§ Passage:
⁂

As previously stated, a String
is a sequence of Character
elements, and represents plain Text (without any formatting).
In Cuis, as in most programming languages, String
literals are a convenient syntax for creating String
instances. These are some examples of String
literals:
'Hello World!'. 'Accented letters: cigüeña, camión, déjà, deçà, forêt, coïncidence'. 'Non-latin (Greek) letters: Λορεμ ιπσθμ δολορ σιτ αμετ'.
The first example is an instance of String
. This class is used for String literals if all Characters are in the limited ASCII character set. The following examples contain non-ASCII Characters. For these, an instance of UnicodeString
is used instead. You usually don’t need to care about this: Instances of String
and UnicodeString
understand the same messages, so they are interchangeable.
Access to a character in a string is done with the keyword message
#at:
and its index position in the string as the argument. Execute
the following examples with the Ctrl-p shortcut:
'Hello' at: 1 ⇒ $H 'Hello' at: 5 ⇒ $o
Observe how a character is prefixed with the “$” symbol.
Caution. The index indicates position, naturally starting from 1, and is valid up to the string length.
'Hello' indexOf: $e ⇒ 2
To change one character, use the companion two keyword message
#at:put:
. The argument must be noted as a character:
'Hello' at: 2 put: $a; yourself ⇒ 'Hallo'
Observe the use of the cascade with the #yourself
message. A
cascade sends the following messages to the original receiver, so
#yourself
returns the updated string. Without the
cascade, $a
is returned as the result of the #at:put:
message.
Replace each character of the string ’Hello’ to become ’Belle’.
Characters that are part of the ASCII character set can be
asked for their ASCII code. Conversely, given an
ASCII code, we can ask for the corresponding
Character
:
$A asciiValue ⇒ 65 Character asciiValue: 65 + 25 ⇒ $Z
But Characters that are not part of ASCII don’t have an ASCII. In general, it is better to use Unicode code points instead:
$A codePoint ⇒ 65 UnicodeCodePoint codePoint: 65 + 25 ⇒ $Z $φ codePoint ⇒ 966 UnicodeCodePoint codePoint: 966 ⇒ $φ
Shuffling a string can be fun but not very useful. However, shuffling can apply to any kind of collection, not only to a string, and it will prove to be useful as we will see later:
'hello world' shuffled ⇒ 'wod llreohl'
Note that the results of each shuffle are different.
Messages naturally compose:
'hello world' shuffled asArray ⇒ #($h $d $l $ "20" $o $w $e $l $l $o $r)
An Array
literal starts with a hash or sharp character, $#
and parentheses surround the elements of the array.
In this case, the elements are Character
s, but they can
be instances of any class.
Like #shuffled
, all collections answer to the message
#sorted
, which answers a sorted collection.

⁂

§ Records from a collection:
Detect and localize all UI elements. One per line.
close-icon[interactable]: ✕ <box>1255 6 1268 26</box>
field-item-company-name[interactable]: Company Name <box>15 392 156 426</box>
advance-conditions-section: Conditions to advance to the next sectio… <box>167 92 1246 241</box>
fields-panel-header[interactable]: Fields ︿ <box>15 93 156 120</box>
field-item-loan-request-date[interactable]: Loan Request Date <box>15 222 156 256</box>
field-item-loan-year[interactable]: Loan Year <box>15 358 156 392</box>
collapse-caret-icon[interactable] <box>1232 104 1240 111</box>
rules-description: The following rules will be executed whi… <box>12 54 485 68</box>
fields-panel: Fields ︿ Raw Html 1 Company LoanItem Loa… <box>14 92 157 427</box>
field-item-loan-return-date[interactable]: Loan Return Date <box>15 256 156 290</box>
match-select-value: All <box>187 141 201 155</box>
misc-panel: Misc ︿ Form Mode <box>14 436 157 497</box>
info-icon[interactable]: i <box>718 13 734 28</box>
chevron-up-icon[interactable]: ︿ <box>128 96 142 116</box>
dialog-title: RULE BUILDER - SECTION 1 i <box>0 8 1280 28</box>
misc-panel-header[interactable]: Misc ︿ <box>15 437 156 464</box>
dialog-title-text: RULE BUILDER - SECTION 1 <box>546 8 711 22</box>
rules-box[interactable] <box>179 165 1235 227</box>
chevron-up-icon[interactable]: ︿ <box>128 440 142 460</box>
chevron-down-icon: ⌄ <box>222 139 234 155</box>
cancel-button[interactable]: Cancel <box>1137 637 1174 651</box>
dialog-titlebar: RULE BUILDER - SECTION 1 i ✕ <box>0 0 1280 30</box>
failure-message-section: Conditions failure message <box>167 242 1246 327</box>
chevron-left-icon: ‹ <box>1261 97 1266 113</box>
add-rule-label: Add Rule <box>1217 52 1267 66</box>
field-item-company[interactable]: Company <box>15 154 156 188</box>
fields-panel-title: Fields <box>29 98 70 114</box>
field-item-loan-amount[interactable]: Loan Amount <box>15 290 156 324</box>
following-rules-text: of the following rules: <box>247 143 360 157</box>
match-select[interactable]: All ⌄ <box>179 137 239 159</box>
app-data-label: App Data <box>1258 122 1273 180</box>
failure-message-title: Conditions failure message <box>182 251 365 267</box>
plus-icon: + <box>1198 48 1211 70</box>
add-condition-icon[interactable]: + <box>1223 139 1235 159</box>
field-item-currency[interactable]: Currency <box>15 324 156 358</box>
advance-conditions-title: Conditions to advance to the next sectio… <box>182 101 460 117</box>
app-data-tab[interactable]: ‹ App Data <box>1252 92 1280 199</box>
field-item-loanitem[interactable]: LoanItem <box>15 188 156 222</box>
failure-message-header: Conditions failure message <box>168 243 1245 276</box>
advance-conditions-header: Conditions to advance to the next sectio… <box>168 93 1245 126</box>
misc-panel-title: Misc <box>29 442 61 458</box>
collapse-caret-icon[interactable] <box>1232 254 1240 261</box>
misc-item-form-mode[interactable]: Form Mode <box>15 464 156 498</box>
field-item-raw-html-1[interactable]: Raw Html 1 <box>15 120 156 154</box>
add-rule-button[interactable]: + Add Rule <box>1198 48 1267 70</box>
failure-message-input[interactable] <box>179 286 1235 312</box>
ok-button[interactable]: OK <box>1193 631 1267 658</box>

⁂

§ Activity:
Please say which class the passage on strings says is used for a string literal that contains non-ASCII characters.

§ Reply:
UnicodeString